Each entry that follows is to be retyped exactly. Pictures do not belong in the copy.
* * * * *
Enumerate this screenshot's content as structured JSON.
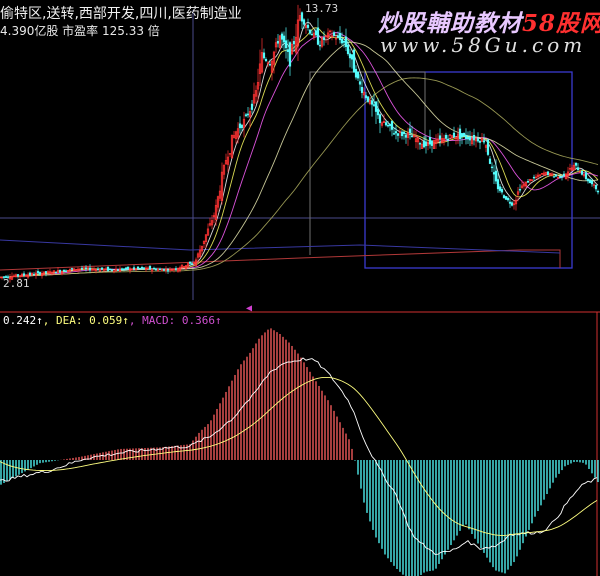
{
  "header": {
    "concepts": "偷特区,送转,西部开发,四川,医药制造业",
    "capital": "4.390亿股 市盈率 125.33 倍"
  },
  "watermark": {
    "brand_prefix": "炒股輔助教材",
    "brand_suffix": "58股网",
    "url": "www.58Gu.com",
    "prefix_color": "#e8c8ff",
    "suffix_color": "#ff3030",
    "url_color": "#e0e0e0"
  },
  "price_labels": {
    "high": "13.73",
    "low": "2.81"
  },
  "macd_legend": [
    {
      "text": "0.242↑",
      "color": "#ffffff"
    },
    {
      "text": ", DEA: 0.059↑",
      "color": "#ffff80"
    },
    {
      "text": ", MACD: 0.366↑",
      "color": "#d050d0"
    }
  ],
  "colors": {
    "background": "#000000",
    "up_candle": "#ff3232",
    "down_candle": "#54fcfc",
    "macd_positive": "#ff6060",
    "macd_negative": "#54fcfc",
    "dif_line": "#ffffff",
    "dea_line": "#ffff80",
    "separator": "#d03030",
    "marker": "#d040d0"
  },
  "chart_data": [
    {
      "type": "line",
      "panel": "candlestick price",
      "y_high": 13.73,
      "y_low": 2.81,
      "x": [
        0,
        25,
        50,
        80,
        110,
        140,
        170,
        195,
        205,
        215,
        225,
        235,
        245,
        255,
        262,
        270,
        280,
        290,
        300,
        310,
        320,
        330,
        345,
        360,
        370,
        380,
        395,
        410,
        425,
        440,
        455,
        470,
        485,
        495,
        505,
        513,
        520,
        530,
        545,
        560,
        575,
        590,
        598
      ],
      "series": [
        {
          "values": [
            3.0,
            3.1,
            3.2,
            3.35,
            3.3,
            3.35,
            3.3,
            3.6,
            4.6,
            5.6,
            7.6,
            8.8,
            9.3,
            10.2,
            11.9,
            11.6,
            12.7,
            11.7,
            13.5,
            12.9,
            12.4,
            12.8,
            12.4,
            10.7,
            10.0,
            9.3,
            8.8,
            8.7,
            8.3,
            8.5,
            8.7,
            8.6,
            8.5,
            6.8,
            6.2,
            5.9,
            6.6,
            6.9,
            7.2,
            7.0,
            7.5,
            6.8,
            6.5
          ]
        }
      ]
    },
    {
      "type": "bar",
      "panel": "MACD histogram",
      "x": [
        0,
        40,
        80,
        120,
        160,
        190,
        200,
        210,
        220,
        230,
        240,
        250,
        260,
        270,
        280,
        290,
        300,
        310,
        320,
        330,
        340,
        350,
        355,
        365,
        375,
        385,
        395,
        405,
        415,
        425,
        435,
        445,
        455,
        465,
        475,
        485,
        495,
        505,
        515,
        525,
        535,
        545,
        555,
        565,
        575,
        585,
        598
      ],
      "series": [
        {
          "values": [
            -0.08,
            -0.01,
            0.01,
            0.035,
            0.04,
            0.05,
            0.09,
            0.12,
            0.18,
            0.24,
            0.3,
            0.34,
            0.39,
            0.42,
            0.4,
            0.37,
            0.33,
            0.28,
            0.23,
            0.18,
            0.12,
            0.06,
            -0.002,
            -0.15,
            -0.24,
            -0.3,
            -0.34,
            -0.37,
            -0.38,
            -0.355,
            -0.35,
            -0.3,
            -0.25,
            -0.2,
            -0.25,
            -0.3,
            -0.35,
            -0.36,
            -0.32,
            -0.25,
            -0.18,
            -0.12,
            -0.06,
            -0.02,
            -0.005,
            -0.01,
            -0.07
          ]
        }
      ]
    }
  ]
}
* * * * *
#### [SOLUTION TO THIS TASK]
Enumerate this screenshot's content as structured JSON.
{
  "header": {
    "concepts": "偷特区,送转,西部开发,四川,医药制造业",
    "capital": "4.390亿股 市盈率 125.33 倍"
  },
  "watermark": {
    "brand_prefix": "炒股輔助教材",
    "brand_suffix": "58股网",
    "url": "www.58Gu.com",
    "prefix_color": "#e8c8ff",
    "suffix_color": "#ff3030",
    "url_color": "#e0e0e0"
  },
  "price_labels": {
    "high": "13.73",
    "low": "2.81"
  },
  "macd_legend": [
    {
      "text": "0.242↑",
      "color": "#ffffff"
    },
    {
      "text": ", DEA: 0.059↑",
      "color": "#ffff80"
    },
    {
      "text": ", MACD: 0.366↑",
      "color": "#d050d0"
    }
  ],
  "colors": {
    "background": "#000000",
    "up_candle": "#ff3232",
    "down_candle": "#54fcfc",
    "macd_positive": "#ff6060",
    "macd_negative": "#54fcfc",
    "dif_line": "#ffffff",
    "dea_line": "#ffff80",
    "separator": "#d03030",
    "marker": "#d040d0"
  },
  "chart_data": [
    {
      "type": "line",
      "panel": "candlestick price",
      "y_high": 13.73,
      "y_low": 2.81,
      "x": [
        0,
        25,
        50,
        80,
        110,
        140,
        170,
        195,
        205,
        215,
        225,
        235,
        245,
        255,
        262,
        270,
        280,
        290,
        300,
        310,
        320,
        330,
        345,
        360,
        370,
        380,
        395,
        410,
        425,
        440,
        455,
        470,
        485,
        495,
        505,
        513,
        520,
        530,
        545,
        560,
        575,
        590,
        598
      ],
      "series": [
        {
          "values": [
            3.0,
            3.1,
            3.2,
            3.35,
            3.3,
            3.35,
            3.3,
            3.6,
            4.6,
            5.6,
            7.6,
            8.8,
            9.3,
            10.2,
            11.9,
            11.6,
            12.7,
            11.7,
            13.5,
            12.9,
            12.4,
            12.8,
            12.4,
            10.7,
            10.0,
            9.3,
            8.8,
            8.7,
            8.3,
            8.5,
            8.7,
            8.6,
            8.5,
            6.8,
            6.2,
            5.9,
            6.6,
            6.9,
            7.2,
            7.0,
            7.5,
            6.8,
            6.5
          ]
        }
      ]
    },
    {
      "type": "bar",
      "panel": "MACD histogram",
      "x": [
        0,
        40,
        80,
        120,
        160,
        190,
        200,
        210,
        220,
        230,
        240,
        250,
        260,
        270,
        280,
        290,
        300,
        310,
        320,
        330,
        340,
        350,
        355,
        365,
        375,
        385,
        395,
        405,
        415,
        425,
        435,
        445,
        455,
        465,
        475,
        485,
        495,
        505,
        515,
        525,
        535,
        545,
        555,
        565,
        575,
        585,
        598
      ],
      "series": [
        {
          "values": [
            -0.08,
            -0.01,
            0.01,
            0.035,
            0.04,
            0.05,
            0.09,
            0.12,
            0.18,
            0.24,
            0.3,
            0.34,
            0.39,
            0.42,
            0.4,
            0.37,
            0.33,
            0.28,
            0.23,
            0.18,
            0.12,
            0.06,
            -0.002,
            -0.15,
            -0.24,
            -0.3,
            -0.34,
            -0.37,
            -0.38,
            -0.355,
            -0.35,
            -0.3,
            -0.25,
            -0.2,
            -0.25,
            -0.3,
            -0.35,
            -0.36,
            -0.32,
            -0.25,
            -0.18,
            -0.12,
            -0.06,
            -0.02,
            -0.005,
            -0.01,
            -0.07
          ]
        }
      ]
    }
  ]
}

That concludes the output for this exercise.